» What is required: From the listing that follows, output everything exactly except the pictures.

» Working data:

****

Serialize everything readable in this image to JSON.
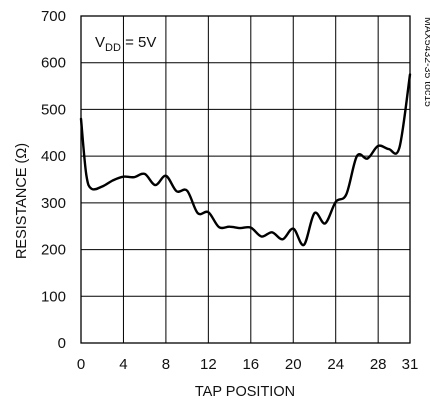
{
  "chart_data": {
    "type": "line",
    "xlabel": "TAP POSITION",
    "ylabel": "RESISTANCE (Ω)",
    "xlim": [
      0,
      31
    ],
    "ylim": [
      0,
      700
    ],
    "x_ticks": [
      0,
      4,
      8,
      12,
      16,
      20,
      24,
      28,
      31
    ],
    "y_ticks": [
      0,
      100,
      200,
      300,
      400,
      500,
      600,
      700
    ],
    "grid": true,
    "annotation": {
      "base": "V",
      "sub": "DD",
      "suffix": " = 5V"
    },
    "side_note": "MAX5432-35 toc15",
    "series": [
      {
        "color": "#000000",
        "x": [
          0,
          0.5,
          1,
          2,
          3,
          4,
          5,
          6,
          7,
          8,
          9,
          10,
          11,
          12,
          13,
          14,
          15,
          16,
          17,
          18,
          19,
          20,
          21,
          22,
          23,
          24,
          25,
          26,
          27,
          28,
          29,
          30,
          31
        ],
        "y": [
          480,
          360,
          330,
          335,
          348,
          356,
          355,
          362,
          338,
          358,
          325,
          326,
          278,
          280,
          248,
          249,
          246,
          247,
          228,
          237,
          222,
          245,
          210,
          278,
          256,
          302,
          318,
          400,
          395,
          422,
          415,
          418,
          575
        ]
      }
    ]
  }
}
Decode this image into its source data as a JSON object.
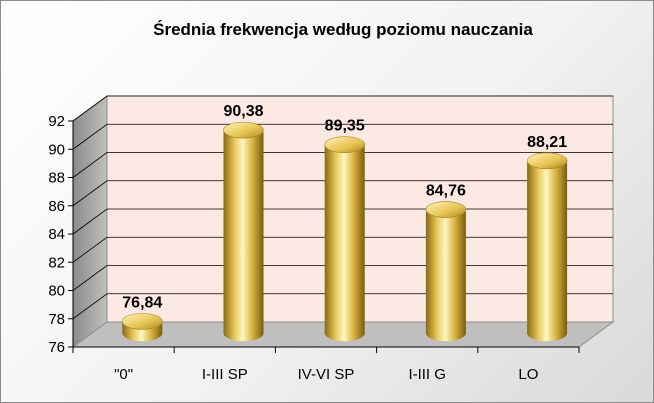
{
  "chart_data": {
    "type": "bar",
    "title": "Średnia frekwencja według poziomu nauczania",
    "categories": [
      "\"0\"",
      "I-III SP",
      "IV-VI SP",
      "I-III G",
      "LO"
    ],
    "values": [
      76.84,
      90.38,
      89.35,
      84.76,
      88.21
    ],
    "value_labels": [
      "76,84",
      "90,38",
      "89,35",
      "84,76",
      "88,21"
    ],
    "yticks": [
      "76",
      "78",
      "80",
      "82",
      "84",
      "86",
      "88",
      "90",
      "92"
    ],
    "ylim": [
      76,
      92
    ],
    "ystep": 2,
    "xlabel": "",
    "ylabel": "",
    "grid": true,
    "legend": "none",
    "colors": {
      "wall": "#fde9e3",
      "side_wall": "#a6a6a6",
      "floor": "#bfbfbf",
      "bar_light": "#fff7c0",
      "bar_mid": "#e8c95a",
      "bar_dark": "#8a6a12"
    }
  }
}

****

» Task response:
Serialize everything readable in this image to JSON.
{
  "chart_data": {
    "type": "line",
    "xlabel": "TAP POSITION",
    "ylabel": "RESISTANCE (Ω)",
    "xlim": [
      0,
      31
    ],
    "ylim": [
      0,
      700
    ],
    "x_ticks": [
      0,
      4,
      8,
      12,
      16,
      20,
      24,
      28,
      31
    ],
    "y_ticks": [
      0,
      100,
      200,
      300,
      400,
      500,
      600,
      700
    ],
    "grid": true,
    "annotation": {
      "base": "V",
      "sub": "DD",
      "suffix": " = 5V"
    },
    "side_note": "MAX5432-35 toc15",
    "series": [
      {
        "color": "#000000",
        "x": [
          0,
          0.5,
          1,
          2,
          3,
          4,
          5,
          6,
          7,
          8,
          9,
          10,
          11,
          12,
          13,
          14,
          15,
          16,
          17,
          18,
          19,
          20,
          21,
          22,
          23,
          24,
          25,
          26,
          27,
          28,
          29,
          30,
          31
        ],
        "y": [
          480,
          360,
          330,
          335,
          348,
          356,
          355,
          362,
          338,
          358,
          325,
          326,
          278,
          280,
          248,
          249,
          246,
          247,
          228,
          237,
          222,
          245,
          210,
          278,
          256,
          302,
          318,
          400,
          395,
          422,
          415,
          418,
          575
        ]
      }
    ]
  }
}
Decode this image into its source data as a JSON object.
{
  "chart_data": {
    "type": "bar",
    "title": "Średnia frekwencja według poziomu nauczania",
    "categories": [
      "\"0\"",
      "I-III SP",
      "IV-VI SP",
      "I-III G",
      "LO"
    ],
    "values": [
      76.84,
      90.38,
      89.35,
      84.76,
      88.21
    ],
    "value_labels": [
      "76,84",
      "90,38",
      "89,35",
      "84,76",
      "88,21"
    ],
    "yticks": [
      "76",
      "78",
      "80",
      "82",
      "84",
      "86",
      "88",
      "90",
      "92"
    ],
    "ylim": [
      76,
      92
    ],
    "ystep": 2,
    "xlabel": "",
    "ylabel": "",
    "grid": true,
    "legend": "none",
    "colors": {
      "wall": "#fde9e3",
      "side_wall": "#a6a6a6",
      "floor": "#bfbfbf",
      "bar_light": "#fff7c0",
      "bar_mid": "#e8c95a",
      "bar_dark": "#8a6a12"
    }
  }
}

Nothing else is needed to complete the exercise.